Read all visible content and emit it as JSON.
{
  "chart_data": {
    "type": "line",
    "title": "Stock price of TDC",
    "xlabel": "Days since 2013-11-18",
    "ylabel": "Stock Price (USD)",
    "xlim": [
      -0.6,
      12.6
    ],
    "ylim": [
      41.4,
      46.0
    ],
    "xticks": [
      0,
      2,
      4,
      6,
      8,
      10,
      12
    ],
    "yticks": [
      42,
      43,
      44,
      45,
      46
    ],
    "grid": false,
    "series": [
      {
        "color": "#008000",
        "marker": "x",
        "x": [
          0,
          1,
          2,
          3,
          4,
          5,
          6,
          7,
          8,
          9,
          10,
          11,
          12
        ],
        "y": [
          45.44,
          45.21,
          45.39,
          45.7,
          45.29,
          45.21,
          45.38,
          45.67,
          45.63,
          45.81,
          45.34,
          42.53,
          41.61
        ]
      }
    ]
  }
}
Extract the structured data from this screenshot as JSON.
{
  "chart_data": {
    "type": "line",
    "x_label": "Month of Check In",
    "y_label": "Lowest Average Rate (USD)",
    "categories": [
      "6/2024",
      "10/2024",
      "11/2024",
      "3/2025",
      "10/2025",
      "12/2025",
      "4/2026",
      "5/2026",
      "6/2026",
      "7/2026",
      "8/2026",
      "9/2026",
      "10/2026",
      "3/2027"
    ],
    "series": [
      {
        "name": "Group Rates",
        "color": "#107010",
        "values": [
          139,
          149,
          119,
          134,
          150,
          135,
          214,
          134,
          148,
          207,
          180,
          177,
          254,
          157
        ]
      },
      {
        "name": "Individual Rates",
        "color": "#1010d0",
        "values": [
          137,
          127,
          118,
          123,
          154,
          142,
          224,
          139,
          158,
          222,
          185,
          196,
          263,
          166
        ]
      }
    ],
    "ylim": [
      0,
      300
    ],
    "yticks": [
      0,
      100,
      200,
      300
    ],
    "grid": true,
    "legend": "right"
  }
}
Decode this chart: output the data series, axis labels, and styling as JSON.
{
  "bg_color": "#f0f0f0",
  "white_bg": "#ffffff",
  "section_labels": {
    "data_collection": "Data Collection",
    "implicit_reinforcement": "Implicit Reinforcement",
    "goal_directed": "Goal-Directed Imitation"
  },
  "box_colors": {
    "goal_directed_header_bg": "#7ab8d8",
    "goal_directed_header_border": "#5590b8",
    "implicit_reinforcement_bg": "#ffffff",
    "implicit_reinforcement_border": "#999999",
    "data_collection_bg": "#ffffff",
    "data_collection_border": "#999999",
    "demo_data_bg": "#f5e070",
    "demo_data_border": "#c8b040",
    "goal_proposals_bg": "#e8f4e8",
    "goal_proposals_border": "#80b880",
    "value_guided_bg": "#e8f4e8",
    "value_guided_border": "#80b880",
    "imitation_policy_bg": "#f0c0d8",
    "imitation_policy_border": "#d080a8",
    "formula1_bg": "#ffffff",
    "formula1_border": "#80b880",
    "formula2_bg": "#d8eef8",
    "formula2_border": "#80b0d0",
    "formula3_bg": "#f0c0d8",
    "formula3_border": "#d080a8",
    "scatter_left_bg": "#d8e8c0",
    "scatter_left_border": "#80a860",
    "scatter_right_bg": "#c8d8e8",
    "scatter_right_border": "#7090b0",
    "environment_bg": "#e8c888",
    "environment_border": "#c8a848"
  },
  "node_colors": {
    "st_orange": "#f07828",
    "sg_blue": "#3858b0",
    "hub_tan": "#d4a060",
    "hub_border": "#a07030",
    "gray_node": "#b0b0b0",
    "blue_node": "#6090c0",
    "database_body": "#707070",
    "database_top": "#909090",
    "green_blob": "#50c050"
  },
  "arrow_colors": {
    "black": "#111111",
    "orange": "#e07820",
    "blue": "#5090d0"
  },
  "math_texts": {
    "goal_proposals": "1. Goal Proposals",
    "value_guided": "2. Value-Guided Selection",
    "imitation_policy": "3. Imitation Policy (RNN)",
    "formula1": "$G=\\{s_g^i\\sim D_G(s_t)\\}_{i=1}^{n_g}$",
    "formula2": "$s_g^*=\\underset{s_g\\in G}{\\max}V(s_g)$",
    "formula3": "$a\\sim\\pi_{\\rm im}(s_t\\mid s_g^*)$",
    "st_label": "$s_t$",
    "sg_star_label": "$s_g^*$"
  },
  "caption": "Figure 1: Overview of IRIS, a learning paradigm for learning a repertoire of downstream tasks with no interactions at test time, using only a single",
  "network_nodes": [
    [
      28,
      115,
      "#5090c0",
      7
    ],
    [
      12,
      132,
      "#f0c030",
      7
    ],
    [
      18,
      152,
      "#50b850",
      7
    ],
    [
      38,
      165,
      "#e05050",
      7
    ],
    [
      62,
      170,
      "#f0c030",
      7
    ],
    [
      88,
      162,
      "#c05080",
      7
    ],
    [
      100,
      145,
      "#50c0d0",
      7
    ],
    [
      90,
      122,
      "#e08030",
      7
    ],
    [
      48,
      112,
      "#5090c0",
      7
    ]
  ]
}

***

Short exercise:
Make an exact copy of all the data.

Task solution:
Read all visible content and emit it as JSON.
{
  "chart_data": {
    "type": "line",
    "title": "Stock price of TDC",
    "xlabel": "Days since 2013-11-18",
    "ylabel": "Stock Price (USD)",
    "xlim": [
      -0.6,
      12.6
    ],
    "ylim": [
      41.4,
      46.0
    ],
    "xticks": [
      0,
      2,
      4,
      6,
      8,
      10,
      12
    ],
    "yticks": [
      42,
      43,
      44,
      45,
      46
    ],
    "grid": false,
    "series": [
      {
        "color": "#008000",
        "marker": "x",
        "x": [
          0,
          1,
          2,
          3,
          4,
          5,
          6,
          7,
          8,
          9,
          10,
          11,
          12
        ],
        "y": [
          45.44,
          45.21,
          45.39,
          45.7,
          45.29,
          45.21,
          45.38,
          45.67,
          45.63,
          45.81,
          45.34,
          42.53,
          41.61
        ]
      }
    ]
  }
}
Extract the structured data from this screenshot as JSON.
{
  "chart_data": {
    "type": "line",
    "x_label": "Month of Check In",
    "y_label": "Lowest Average Rate (USD)",
    "categories": [
      "6/2024",
      "10/2024",
      "11/2024",
      "3/2025",
      "10/2025",
      "12/2025",
      "4/2026",
      "5/2026",
      "6/2026",
      "7/2026",
      "8/2026",
      "9/2026",
      "10/2026",
      "3/2027"
    ],
    "series": [
      {
        "name": "Group Rates",
        "color": "#107010",
        "values": [
          139,
          149,
          119,
          134,
          150,
          135,
          214,
          134,
          148,
          207,
          180,
          177,
          254,
          157
        ]
      },
      {
        "name": "Individual Rates",
        "color": "#1010d0",
        "values": [
          137,
          127,
          118,
          123,
          154,
          142,
          224,
          139,
          158,
          222,
          185,
          196,
          263,
          166
        ]
      }
    ],
    "ylim": [
      0,
      300
    ],
    "yticks": [
      0,
      100,
      200,
      300
    ],
    "grid": true,
    "legend": "right"
  }
}
Decode this chart: output the data series, axis labels, and styling as JSON.
{
  "bg_color": "#f0f0f0",
  "white_bg": "#ffffff",
  "section_labels": {
    "data_collection": "Data Collection",
    "implicit_reinforcement": "Implicit Reinforcement",
    "goal_directed": "Goal-Directed Imitation"
  },
  "box_colors": {
    "goal_directed_header_bg": "#7ab8d8",
    "goal_directed_header_border": "#5590b8",
    "implicit_reinforcement_bg": "#ffffff",
    "implicit_reinforcement_border": "#999999",
    "data_collection_bg": "#ffffff",
    "data_collection_border": "#999999",
    "demo_data_bg": "#f5e070",
    "demo_data_border": "#c8b040",
    "goal_proposals_bg": "#e8f4e8",
    "goal_proposals_border": "#80b880",
    "value_guided_bg": "#e8f4e8",
    "value_guided_border": "#80b880",
    "imitation_policy_bg": "#f0c0d8",
    "imitation_policy_border": "#d080a8",
    "formula1_bg": "#ffffff",
    "formula1_border": "#80b880",
    "formula2_bg": "#d8eef8",
    "formula2_border": "#80b0d0",
    "formula3_bg": "#f0c0d8",
    "formula3_border": "#d080a8",
    "scatter_left_bg": "#d8e8c0",
    "scatter_left_border": "#80a860",
    "scatter_right_bg": "#c8d8e8",
    "scatter_right_border": "#7090b0",
    "environment_bg": "#e8c888",
    "environment_border": "#c8a848"
  },
  "node_colors": {
    "st_orange": "#f07828",
    "sg_blue": "#3858b0",
    "hub_tan": "#d4a060",
    "hub_border": "#a07030",
    "gray_node": "#b0b0b0",
    "blue_node": "#6090c0",
    "database_body": "#707070",
    "database_top": "#909090",
    "green_blob": "#50c050"
  },
  "arrow_colors": {
    "black": "#111111",
    "orange": "#e07820",
    "blue": "#5090d0"
  },
  "math_texts": {
    "goal_proposals": "1. Goal Proposals",
    "value_guided": "2. Value-Guided Selection",
    "imitation_policy": "3. Imitation Policy (RNN)",
    "formula1": "$G=\\{s_g^i\\sim D_G(s_t)\\}_{i=1}^{n_g}$",
    "formula2": "$s_g^*=\\underset{s_g\\in G}{\\max}V(s_g)$",
    "formula3": "$a\\sim\\pi_{\\rm im}(s_t\\mid s_g^*)$",
    "st_label": "$s_t$",
    "sg_star_label": "$s_g^*$"
  },
  "caption": "Figure 1: Overview of IRIS, a learning paradigm for learning a repertoire of downstream tasks with no interactions at test time, using only a single",
  "network_nodes": [
    [
      28,
      115,
      "#5090c0",
      7
    ],
    [
      12,
      132,
      "#f0c030",
      7
    ],
    [
      18,
      152,
      "#50b850",
      7
    ],
    [
      38,
      165,
      "#e05050",
      7
    ],
    [
      62,
      170,
      "#f0c030",
      7
    ],
    [
      88,
      162,
      "#c05080",
      7
    ],
    [
      100,
      145,
      "#50c0d0",
      7
    ],
    [
      90,
      122,
      "#e08030",
      7
    ],
    [
      48,
      112,
      "#5090c0",
      7
    ]
  ]
}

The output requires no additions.